• Brief:
Below are the records. Gather each line that holds "System".

[Records contained in a dataset]
>>>>
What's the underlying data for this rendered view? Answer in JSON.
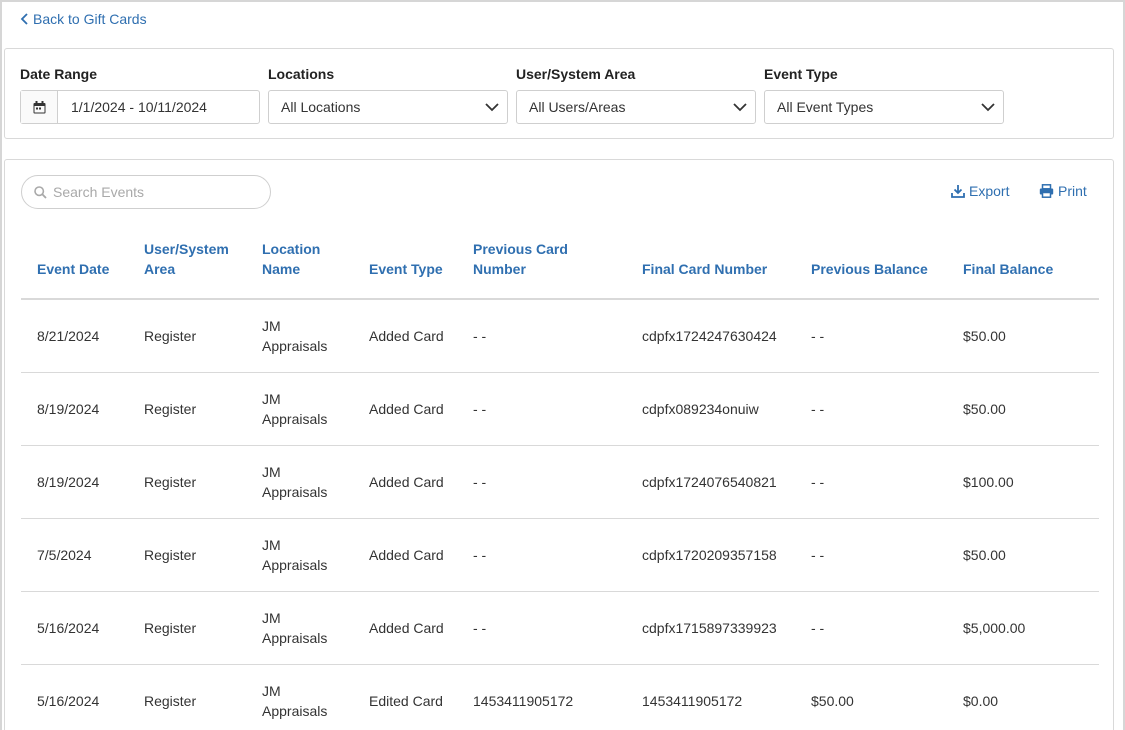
{
  "back_link": "Back to Gift Cards",
  "filters": {
    "date_range": {
      "label": "Date Range",
      "value": "1/1/2024 - 10/11/2024"
    },
    "locations": {
      "label": "Locations",
      "value": "All Locations"
    },
    "user_area": {
      "label": "User/System Area",
      "value": "All Users/Areas"
    },
    "event_type": {
      "label": "Event Type",
      "value": "All Event Types"
    }
  },
  "search": {
    "placeholder": "Search Events"
  },
  "actions": {
    "export": "Export",
    "print": "Print"
  },
  "table": {
    "headers": [
      "Event Date",
      "User/System Area",
      "Location Name",
      "Event Type",
      "Previous Card Number",
      "Final Card Number",
      "Previous Balance",
      "Final Balance"
    ],
    "rows": [
      [
        "8/21/2024",
        "Register",
        "JM Appraisals",
        "Added Card",
        "- -",
        "cdpfx1724247630424",
        "- -",
        "$50.00"
      ],
      [
        "8/19/2024",
        "Register",
        "JM Appraisals",
        "Added Card",
        "- -",
        "cdpfx089234onuiw",
        "- -",
        "$50.00"
      ],
      [
        "8/19/2024",
        "Register",
        "JM Appraisals",
        "Added Card",
        "- -",
        "cdpfx1724076540821",
        "- -",
        "$100.00"
      ],
      [
        "7/5/2024",
        "Register",
        "JM Appraisals",
        "Added Card",
        "- -",
        "cdpfx1720209357158",
        "- -",
        "$50.00"
      ],
      [
        "5/16/2024",
        "Register",
        "JM Appraisals",
        "Added Card",
        "- -",
        "cdpfx1715897339923",
        "- -",
        "$5,000.00"
      ],
      [
        "5/16/2024",
        "Register",
        "JM Appraisals",
        "Edited Card",
        "1453411905172",
        "1453411905172",
        "$50.00",
        "$0.00"
      ]
    ]
  },
  "colors": {
    "accent": "#2f6fb0",
    "border": "#d9d9d9"
  }
}
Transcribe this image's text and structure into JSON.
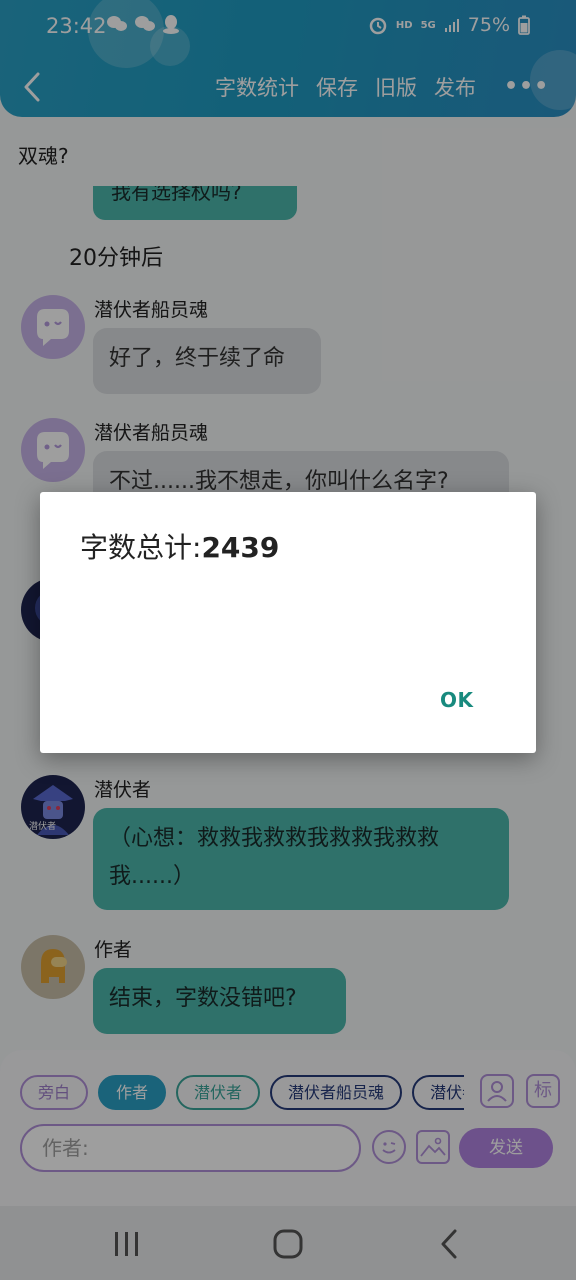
<<<<
• Right answer:
      "label": "User/System Area",
      "User/System Area",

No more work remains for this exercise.